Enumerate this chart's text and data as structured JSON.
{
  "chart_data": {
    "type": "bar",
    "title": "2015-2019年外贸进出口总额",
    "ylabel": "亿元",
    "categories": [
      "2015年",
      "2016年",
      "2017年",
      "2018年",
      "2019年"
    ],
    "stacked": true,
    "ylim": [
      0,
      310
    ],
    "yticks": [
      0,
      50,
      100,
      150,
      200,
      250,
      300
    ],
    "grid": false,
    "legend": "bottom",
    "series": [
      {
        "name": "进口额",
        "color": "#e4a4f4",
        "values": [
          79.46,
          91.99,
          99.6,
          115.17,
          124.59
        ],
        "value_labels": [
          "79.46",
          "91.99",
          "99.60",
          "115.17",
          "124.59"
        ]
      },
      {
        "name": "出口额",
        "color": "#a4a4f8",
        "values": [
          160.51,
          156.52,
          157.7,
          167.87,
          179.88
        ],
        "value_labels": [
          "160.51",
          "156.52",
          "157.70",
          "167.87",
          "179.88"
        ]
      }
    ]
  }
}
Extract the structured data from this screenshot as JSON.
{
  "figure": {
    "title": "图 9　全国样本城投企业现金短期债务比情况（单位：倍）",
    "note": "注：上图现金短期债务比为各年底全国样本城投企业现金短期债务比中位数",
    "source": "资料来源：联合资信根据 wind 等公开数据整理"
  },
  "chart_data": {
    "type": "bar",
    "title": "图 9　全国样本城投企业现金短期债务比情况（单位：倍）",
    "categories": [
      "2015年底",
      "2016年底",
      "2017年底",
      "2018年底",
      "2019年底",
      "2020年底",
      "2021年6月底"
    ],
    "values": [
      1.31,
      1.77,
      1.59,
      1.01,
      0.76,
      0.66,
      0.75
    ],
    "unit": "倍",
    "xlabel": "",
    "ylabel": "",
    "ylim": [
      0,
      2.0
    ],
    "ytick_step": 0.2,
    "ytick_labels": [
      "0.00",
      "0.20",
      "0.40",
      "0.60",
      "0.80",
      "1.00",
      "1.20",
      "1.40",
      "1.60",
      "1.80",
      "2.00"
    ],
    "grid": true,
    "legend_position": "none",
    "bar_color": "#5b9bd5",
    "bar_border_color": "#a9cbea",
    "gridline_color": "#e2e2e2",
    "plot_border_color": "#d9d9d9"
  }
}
· · · · · · ·
### WHAT YOU NEED TO DO
All of the records must be retyped exactly as they are.

### FINISHED EXERCISE
Enumerate this chart's text and data as structured JSON.
{
  "chart_data": {
    "type": "bar",
    "title": "2015-2019年外贸进出口总额",
    "ylabel": "亿元",
    "categories": [
      "2015年",
      "2016年",
      "2017年",
      "2018年",
      "2019年"
    ],
    "stacked": true,
    "ylim": [
      0,
      310
    ],
    "yticks": [
      0,
      50,
      100,
      150,
      200,
      250,
      300
    ],
    "grid": false,
    "legend": "bottom",
    "series": [
      {
        "name": "进口额",
        "color": "#e4a4f4",
        "values": [
          79.46,
          91.99,
          99.6,
          115.17,
          124.59
        ],
        "value_labels": [
          "79.46",
          "91.99",
          "99.60",
          "115.17",
          "124.59"
        ]
      },
      {
        "name": "出口额",
        "color": "#a4a4f8",
        "values": [
          160.51,
          156.52,
          157.7,
          167.87,
          179.88
        ],
        "value_labels": [
          "160.51",
          "156.52",
          "157.70",
          "167.87",
          "179.88"
        ]
      }
    ]
  }
}
Extract the structured data from this screenshot as JSON.
{
  "figure": {
    "title": "图 9　全国样本城投企业现金短期债务比情况（单位：倍）",
    "note": "注：上图现金短期债务比为各年底全国样本城投企业现金短期债务比中位数",
    "source": "资料来源：联合资信根据 wind 等公开数据整理"
  },
  "chart_data": {
    "type": "bar",
    "title": "图 9　全国样本城投企业现金短期债务比情况（单位：倍）",
    "categories": [
      "2015年底",
      "2016年底",
      "2017年底",
      "2018年底",
      "2019年底",
      "2020年底",
      "2021年6月底"
    ],
    "values": [
      1.31,
      1.77,
      1.59,
      1.01,
      0.76,
      0.66,
      0.75
    ],
    "unit": "倍",
    "xlabel": "",
    "ylabel": "",
    "ylim": [
      0,
      2.0
    ],
    "ytick_step": 0.2,
    "ytick_labels": [
      "0.00",
      "0.20",
      "0.40",
      "0.60",
      "0.80",
      "1.00",
      "1.20",
      "1.40",
      "1.60",
      "1.80",
      "2.00"
    ],
    "grid": true,
    "legend_position": "none",
    "bar_color": "#5b9bd5",
    "bar_border_color": "#a9cbea",
    "gridline_color": "#e2e2e2",
    "plot_border_color": "#d9d9d9"
  }
}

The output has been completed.